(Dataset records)
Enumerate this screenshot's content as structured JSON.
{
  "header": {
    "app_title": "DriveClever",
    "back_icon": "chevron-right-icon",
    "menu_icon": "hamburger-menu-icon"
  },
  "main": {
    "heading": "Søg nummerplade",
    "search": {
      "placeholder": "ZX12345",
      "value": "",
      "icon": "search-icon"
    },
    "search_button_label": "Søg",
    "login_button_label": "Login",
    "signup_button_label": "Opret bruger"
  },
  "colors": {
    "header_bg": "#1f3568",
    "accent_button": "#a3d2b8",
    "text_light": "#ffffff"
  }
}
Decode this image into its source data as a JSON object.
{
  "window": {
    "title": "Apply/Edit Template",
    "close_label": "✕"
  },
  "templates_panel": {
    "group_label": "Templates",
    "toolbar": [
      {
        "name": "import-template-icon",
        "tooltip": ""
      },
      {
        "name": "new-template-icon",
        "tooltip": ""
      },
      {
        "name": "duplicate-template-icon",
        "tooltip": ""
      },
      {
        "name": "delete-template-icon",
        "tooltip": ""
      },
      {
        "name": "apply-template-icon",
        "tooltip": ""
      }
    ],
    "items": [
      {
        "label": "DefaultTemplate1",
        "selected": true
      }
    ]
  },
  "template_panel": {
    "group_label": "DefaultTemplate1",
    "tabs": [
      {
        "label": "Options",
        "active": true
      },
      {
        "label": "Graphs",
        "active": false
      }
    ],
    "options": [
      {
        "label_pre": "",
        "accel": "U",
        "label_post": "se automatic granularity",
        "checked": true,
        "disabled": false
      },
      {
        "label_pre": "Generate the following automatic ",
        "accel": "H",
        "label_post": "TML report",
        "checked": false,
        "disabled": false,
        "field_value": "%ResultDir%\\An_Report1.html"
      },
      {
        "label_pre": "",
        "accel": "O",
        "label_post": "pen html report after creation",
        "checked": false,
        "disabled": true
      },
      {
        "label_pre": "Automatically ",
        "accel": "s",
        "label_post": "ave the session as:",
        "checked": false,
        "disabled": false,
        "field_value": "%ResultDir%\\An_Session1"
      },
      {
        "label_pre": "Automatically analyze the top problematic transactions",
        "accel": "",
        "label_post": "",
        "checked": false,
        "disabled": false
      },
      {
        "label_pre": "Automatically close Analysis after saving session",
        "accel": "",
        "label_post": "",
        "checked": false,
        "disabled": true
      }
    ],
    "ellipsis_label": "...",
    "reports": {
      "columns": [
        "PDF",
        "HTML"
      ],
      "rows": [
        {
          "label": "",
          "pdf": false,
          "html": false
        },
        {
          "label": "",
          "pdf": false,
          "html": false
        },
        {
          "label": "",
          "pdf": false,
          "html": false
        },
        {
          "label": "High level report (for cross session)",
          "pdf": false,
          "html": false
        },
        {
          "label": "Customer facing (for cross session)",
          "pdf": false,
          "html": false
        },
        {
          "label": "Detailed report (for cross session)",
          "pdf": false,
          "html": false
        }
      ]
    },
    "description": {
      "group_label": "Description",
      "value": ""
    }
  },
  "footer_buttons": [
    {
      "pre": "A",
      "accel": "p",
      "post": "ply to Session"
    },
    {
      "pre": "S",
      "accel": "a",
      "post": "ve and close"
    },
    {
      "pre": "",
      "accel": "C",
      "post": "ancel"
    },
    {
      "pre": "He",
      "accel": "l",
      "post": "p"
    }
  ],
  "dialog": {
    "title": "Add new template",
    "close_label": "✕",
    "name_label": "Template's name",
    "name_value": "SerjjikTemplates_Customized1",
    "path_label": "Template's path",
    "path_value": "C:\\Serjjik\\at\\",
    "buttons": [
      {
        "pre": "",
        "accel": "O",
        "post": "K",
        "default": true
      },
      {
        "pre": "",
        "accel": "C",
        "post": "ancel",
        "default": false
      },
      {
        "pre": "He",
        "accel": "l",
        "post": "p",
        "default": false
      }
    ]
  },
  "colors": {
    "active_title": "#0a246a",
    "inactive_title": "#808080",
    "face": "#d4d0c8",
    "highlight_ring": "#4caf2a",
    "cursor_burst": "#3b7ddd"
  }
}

→ To do: Give back the whole listing, word for word.

→ Reply:
Enumerate this screenshot's content as structured JSON.
{
  "header": {
    "app_title": "DriveClever",
    "back_icon": "chevron-right-icon",
    "menu_icon": "hamburger-menu-icon"
  },
  "main": {
    "heading": "Søg nummerplade",
    "search": {
      "placeholder": "ZX12345",
      "value": "",
      "icon": "search-icon"
    },
    "search_button_label": "Søg",
    "login_button_label": "Login",
    "signup_button_label": "Opret bruger"
  },
  "colors": {
    "header_bg": "#1f3568",
    "accent_button": "#a3d2b8",
    "text_light": "#ffffff"
  }
}
Decode this image into its source data as a JSON object.
{
  "window": {
    "title": "Apply/Edit Template",
    "close_label": "✕"
  },
  "templates_panel": {
    "group_label": "Templates",
    "toolbar": [
      {
        "name": "import-template-icon",
        "tooltip": ""
      },
      {
        "name": "new-template-icon",
        "tooltip": ""
      },
      {
        "name": "duplicate-template-icon",
        "tooltip": ""
      },
      {
        "name": "delete-template-icon",
        "tooltip": ""
      },
      {
        "name": "apply-template-icon",
        "tooltip": ""
      }
    ],
    "items": [
      {
        "label": "DefaultTemplate1",
        "selected": true
      }
    ]
  },
  "template_panel": {
    "group_label": "DefaultTemplate1",
    "tabs": [
      {
        "label": "Options",
        "active": true
      },
      {
        "label": "Graphs",
        "active": false
      }
    ],
    "options": [
      {
        "label_pre": "",
        "accel": "U",
        "label_post": "se automatic granularity",
        "checked": true,
        "disabled": false
      },
      {
        "label_pre": "Generate the following automatic ",
        "accel": "H",
        "label_post": "TML report",
        "checked": false,
        "disabled": false,
        "field_value": "%ResultDir%\\An_Report1.html"
      },
      {
        "label_pre": "",
        "accel": "O",
        "label_post": "pen html report after creation",
        "checked": false,
        "disabled": true
      },
      {
        "label_pre": "Automatically ",
        "accel": "s",
        "label_post": "ave the session as:",
        "checked": false,
        "disabled": false,
        "field_value": "%ResultDir%\\An_Session1"
      },
      {
        "label_pre": "Automatically analyze the top problematic transactions",
        "accel": "",
        "label_post": "",
        "checked": false,
        "disabled": false
      },
      {
        "label_pre": "Automatically close Analysis after saving session",
        "accel": "",
        "label_post": "",
        "checked": false,
        "disabled": true
      }
    ],
    "ellipsis_label": "...",
    "reports": {
      "columns": [
        "PDF",
        "HTML"
      ],
      "rows": [
        {
          "label": "",
          "pdf": false,
          "html": false
        },
        {
          "label": "",
          "pdf": false,
          "html": false
        },
        {
          "label": "",
          "pdf": false,
          "html": false
        },
        {
          "label": "High level report (for cross session)",
          "pdf": false,
          "html": false
        },
        {
          "label": "Customer facing (for cross session)",
          "pdf": false,
          "html": false
        },
        {
          "label": "Detailed report (for cross session)",
          "pdf": false,
          "html": false
        }
      ]
    },
    "description": {
      "group_label": "Description",
      "value": ""
    }
  },
  "footer_buttons": [
    {
      "pre": "A",
      "accel": "p",
      "post": "ply to Session"
    },
    {
      "pre": "S",
      "accel": "a",
      "post": "ve and close"
    },
    {
      "pre": "",
      "accel": "C",
      "post": "ancel"
    },
    {
      "pre": "He",
      "accel": "l",
      "post": "p"
    }
  ],
  "dialog": {
    "title": "Add new template",
    "close_label": "✕",
    "name_label": "Template's name",
    "name_value": "SerjjikTemplates_Customized1",
    "path_label": "Template's path",
    "path_value": "C:\\Serjjik\\at\\",
    "buttons": [
      {
        "pre": "",
        "accel": "O",
        "post": "K",
        "default": true
      },
      {
        "pre": "",
        "accel": "C",
        "post": "ancel",
        "default": false
      },
      {
        "pre": "He",
        "accel": "l",
        "post": "p",
        "default": false
      }
    ]
  },
  "colors": {
    "active_title": "#0a246a",
    "inactive_title": "#808080",
    "face": "#d4d0c8",
    "highlight_ring": "#4caf2a",
    "cursor_burst": "#3b7ddd"
  }
}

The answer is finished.